__Required work__
Collect each line of the entries that holds the string "name".

__Task material__
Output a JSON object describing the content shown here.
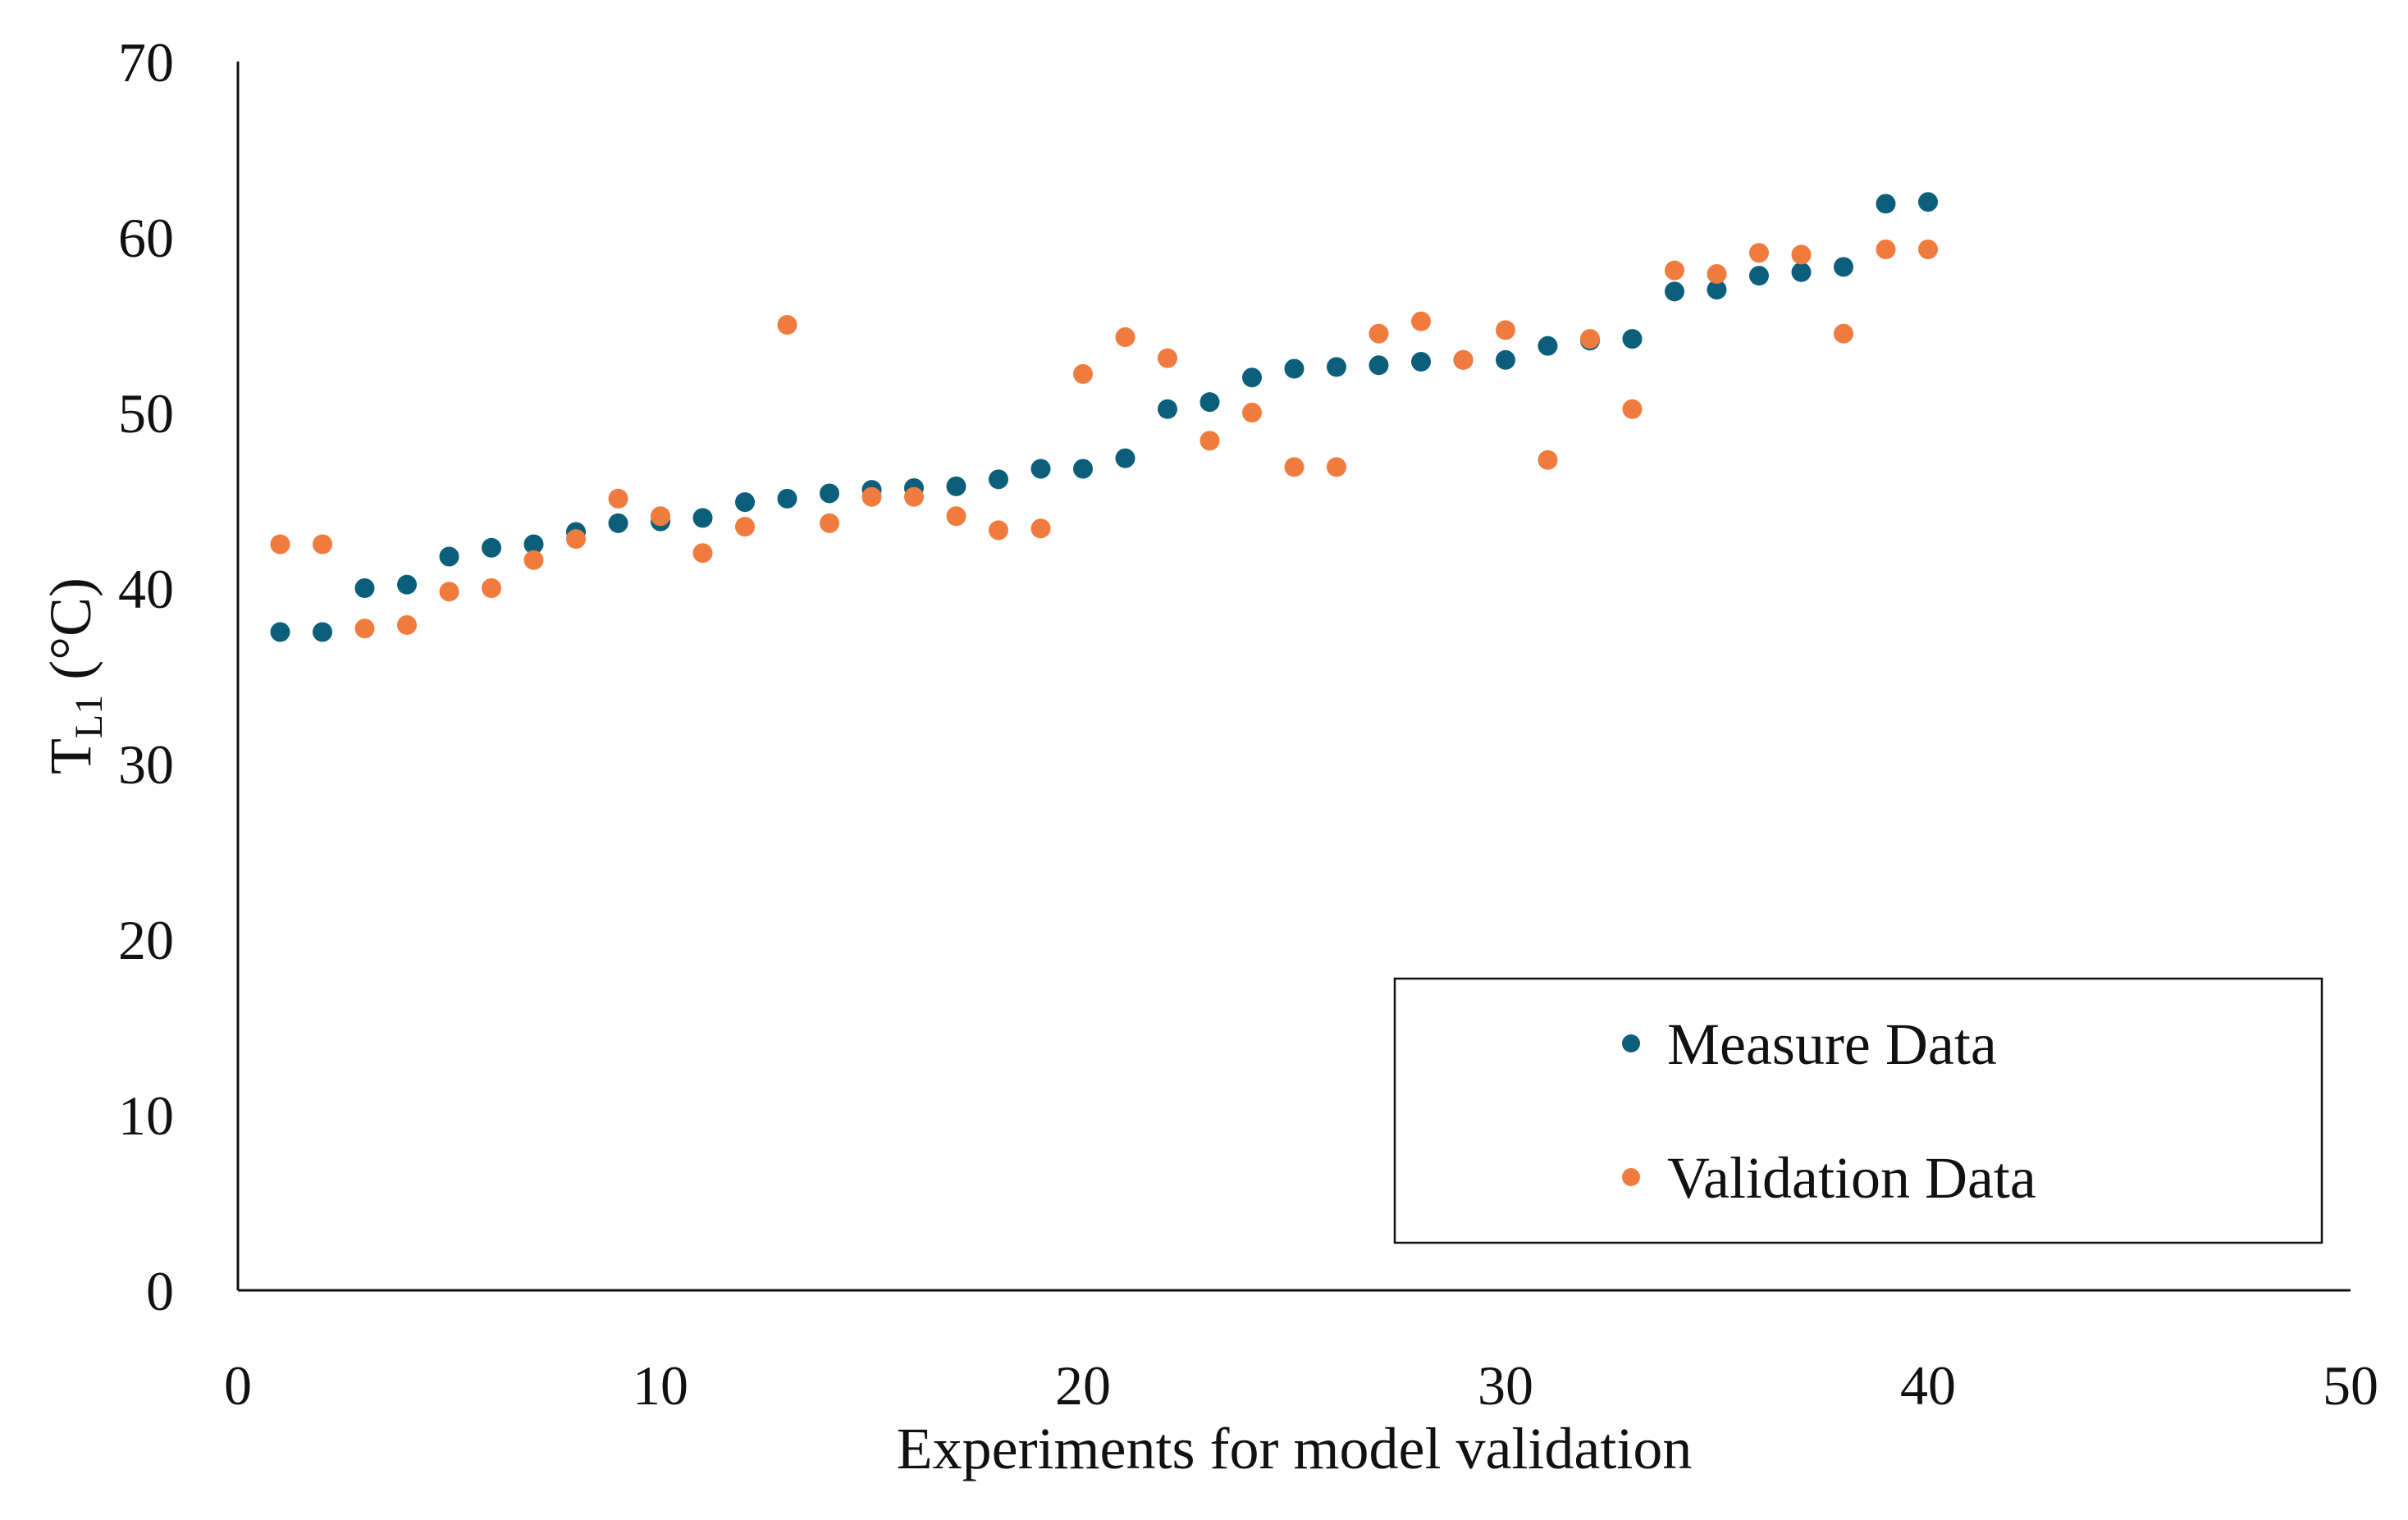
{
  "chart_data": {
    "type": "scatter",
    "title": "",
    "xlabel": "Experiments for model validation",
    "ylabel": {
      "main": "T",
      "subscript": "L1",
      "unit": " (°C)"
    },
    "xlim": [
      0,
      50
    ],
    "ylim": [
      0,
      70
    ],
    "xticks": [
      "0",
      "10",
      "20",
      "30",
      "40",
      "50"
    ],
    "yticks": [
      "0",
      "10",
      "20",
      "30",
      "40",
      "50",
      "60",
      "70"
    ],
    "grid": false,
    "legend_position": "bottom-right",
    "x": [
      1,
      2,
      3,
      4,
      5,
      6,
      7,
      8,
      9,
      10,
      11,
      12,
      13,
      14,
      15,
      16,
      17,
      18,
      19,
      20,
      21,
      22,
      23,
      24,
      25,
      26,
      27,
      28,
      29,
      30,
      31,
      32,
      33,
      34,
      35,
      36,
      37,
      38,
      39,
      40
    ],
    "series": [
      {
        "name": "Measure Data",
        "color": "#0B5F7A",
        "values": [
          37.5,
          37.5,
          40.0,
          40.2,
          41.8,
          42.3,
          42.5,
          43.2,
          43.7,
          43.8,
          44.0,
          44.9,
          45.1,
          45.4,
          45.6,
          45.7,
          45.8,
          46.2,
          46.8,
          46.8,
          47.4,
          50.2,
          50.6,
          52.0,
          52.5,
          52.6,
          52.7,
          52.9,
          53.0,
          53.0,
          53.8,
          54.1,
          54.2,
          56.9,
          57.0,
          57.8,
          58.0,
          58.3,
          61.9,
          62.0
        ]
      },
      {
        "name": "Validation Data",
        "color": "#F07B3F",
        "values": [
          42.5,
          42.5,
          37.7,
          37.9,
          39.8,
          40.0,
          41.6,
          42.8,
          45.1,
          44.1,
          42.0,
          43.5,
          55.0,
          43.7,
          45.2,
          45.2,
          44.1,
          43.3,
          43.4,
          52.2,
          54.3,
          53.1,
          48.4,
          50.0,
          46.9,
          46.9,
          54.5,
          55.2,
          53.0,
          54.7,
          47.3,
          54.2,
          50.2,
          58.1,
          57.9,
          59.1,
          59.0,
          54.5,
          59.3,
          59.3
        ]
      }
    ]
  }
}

__Output__
        "name": "Measure Data",
        "name": "Validation Data",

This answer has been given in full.